- _What is needed_:
Return each line that holds the word "العرب".

- _The data_:

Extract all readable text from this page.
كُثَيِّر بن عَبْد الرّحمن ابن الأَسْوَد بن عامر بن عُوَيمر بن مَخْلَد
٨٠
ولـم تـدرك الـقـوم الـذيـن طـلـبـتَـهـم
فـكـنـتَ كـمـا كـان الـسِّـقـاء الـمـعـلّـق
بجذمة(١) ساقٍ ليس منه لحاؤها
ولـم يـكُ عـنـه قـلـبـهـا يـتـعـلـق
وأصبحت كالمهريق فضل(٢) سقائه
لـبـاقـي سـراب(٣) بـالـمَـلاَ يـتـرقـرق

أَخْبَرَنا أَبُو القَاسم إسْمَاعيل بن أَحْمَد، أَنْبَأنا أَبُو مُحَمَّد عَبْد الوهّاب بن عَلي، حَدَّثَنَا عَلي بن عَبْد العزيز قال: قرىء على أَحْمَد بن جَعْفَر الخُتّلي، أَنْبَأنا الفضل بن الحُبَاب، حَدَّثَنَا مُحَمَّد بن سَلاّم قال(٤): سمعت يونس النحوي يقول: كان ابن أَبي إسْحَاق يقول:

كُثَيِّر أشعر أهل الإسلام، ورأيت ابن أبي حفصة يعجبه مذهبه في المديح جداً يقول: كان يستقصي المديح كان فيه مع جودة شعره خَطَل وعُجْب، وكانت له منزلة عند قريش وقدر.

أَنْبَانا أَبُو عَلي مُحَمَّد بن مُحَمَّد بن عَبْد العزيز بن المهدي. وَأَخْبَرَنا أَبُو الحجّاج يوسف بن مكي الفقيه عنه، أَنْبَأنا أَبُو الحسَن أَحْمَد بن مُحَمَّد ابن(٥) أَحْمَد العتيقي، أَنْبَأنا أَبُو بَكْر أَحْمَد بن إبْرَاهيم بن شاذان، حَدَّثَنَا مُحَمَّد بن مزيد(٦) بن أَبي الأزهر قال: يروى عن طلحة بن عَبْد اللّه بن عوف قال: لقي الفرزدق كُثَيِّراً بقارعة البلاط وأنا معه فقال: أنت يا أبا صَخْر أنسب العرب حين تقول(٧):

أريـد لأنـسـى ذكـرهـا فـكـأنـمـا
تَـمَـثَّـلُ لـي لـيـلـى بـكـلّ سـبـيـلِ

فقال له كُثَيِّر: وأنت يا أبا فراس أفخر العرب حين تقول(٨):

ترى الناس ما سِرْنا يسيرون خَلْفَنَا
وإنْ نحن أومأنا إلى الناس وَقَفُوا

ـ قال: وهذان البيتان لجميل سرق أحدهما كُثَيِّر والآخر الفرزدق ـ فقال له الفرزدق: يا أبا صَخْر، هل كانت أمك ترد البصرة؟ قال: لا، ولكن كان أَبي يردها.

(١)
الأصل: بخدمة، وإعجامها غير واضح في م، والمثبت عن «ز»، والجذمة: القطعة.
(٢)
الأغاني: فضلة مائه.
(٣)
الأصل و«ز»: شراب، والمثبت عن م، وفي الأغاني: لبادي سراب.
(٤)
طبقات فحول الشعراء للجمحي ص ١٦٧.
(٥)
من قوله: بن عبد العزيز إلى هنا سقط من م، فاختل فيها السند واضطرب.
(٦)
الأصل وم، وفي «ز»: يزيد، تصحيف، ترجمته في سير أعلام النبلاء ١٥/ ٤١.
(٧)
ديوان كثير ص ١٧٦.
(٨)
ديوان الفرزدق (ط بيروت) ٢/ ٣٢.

- _Task answer_:
أَنْبَانا أَبُو عَلي مُحَمَّد بن مُحَمَّد بن عَبْد العزيز بن المهدي. وَأَخْبَرَنا أَبُو الحجّاج يوسف بن مكي الفقيه عنه، أَنْبَأنا أَبُو الحسَن أَحْمَد بن مُحَمَّد ابن(٥) أَحْمَد العتيقي، أَنْبَأنا أَبُو بَكْر أَحْمَد بن إبْرَاهيم بن شاذان، حَدَّثَنَا مُحَمَّد بن مزيد(٦) بن أَبي الأزهر قال: يروى عن طلحة بن عَبْد اللّه بن عوف قال: لقي الفرزدق كُثَيِّراً بقارعة البلاط وأنا معه فقال: أنت يا أبا صَخْر أنسب العرب حين تقول(٧):
فقال له كُثَيِّر: وأنت يا أبا فراس أفخر العرب حين تقول(٨):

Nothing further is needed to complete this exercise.